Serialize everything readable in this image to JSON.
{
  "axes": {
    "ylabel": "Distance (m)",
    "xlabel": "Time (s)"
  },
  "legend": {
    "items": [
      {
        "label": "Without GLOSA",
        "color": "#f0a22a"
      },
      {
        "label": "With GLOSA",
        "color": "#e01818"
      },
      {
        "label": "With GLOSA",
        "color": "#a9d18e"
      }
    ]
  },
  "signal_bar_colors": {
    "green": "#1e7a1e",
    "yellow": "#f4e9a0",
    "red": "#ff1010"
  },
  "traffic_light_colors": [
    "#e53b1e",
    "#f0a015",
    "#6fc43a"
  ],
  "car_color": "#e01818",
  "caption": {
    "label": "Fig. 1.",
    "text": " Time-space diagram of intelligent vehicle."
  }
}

# # # # #

Exercise details:
Reproduce the entire listing word for word.

Solved problem:
Serialize everything readable in this image to JSON.
{
  "axes": {
    "ylabel": "Distance (m)",
    "xlabel": "Time (s)"
  },
  "legend": {
    "items": [
      {
        "label": "Without GLOSA",
        "color": "#f0a22a"
      },
      {
        "label": "With GLOSA",
        "color": "#e01818"
      },
      {
        "label": "With GLOSA",
        "color": "#a9d18e"
      }
    ]
  },
  "signal_bar_colors": {
    "green": "#1e7a1e",
    "yellow": "#f4e9a0",
    "red": "#ff1010"
  },
  "traffic_light_colors": [
    "#e53b1e",
    "#f0a015",
    "#6fc43a"
  ],
  "car_color": "#e01818",
  "caption": {
    "label": "Fig. 1.",
    "text": " Time-space diagram of intelligent vehicle."
  }
}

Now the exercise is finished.